§ Task description
Repeat all of the material exactly as given.

┌────────

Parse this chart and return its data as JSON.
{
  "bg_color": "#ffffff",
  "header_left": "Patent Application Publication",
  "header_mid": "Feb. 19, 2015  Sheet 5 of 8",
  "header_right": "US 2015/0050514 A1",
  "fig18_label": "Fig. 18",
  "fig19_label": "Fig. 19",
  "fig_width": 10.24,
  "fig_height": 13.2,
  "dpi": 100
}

└────────

§ Answer for this exercise
Parse this chart and return its data as JSON.
{
  "bg_color": "#ffffff",
  "header_left": "Patent Application Publication",
  "header_mid": "Feb. 19, 2015  Sheet 5 of 8",
  "header_right": "US 2015/0050514 A1",
  "fig18_label": "Fig. 18",
  "fig19_label": "Fig. 19",
  "fig_width": 10.24,
  "fig_height": 13.2,
  "dpi": 100
}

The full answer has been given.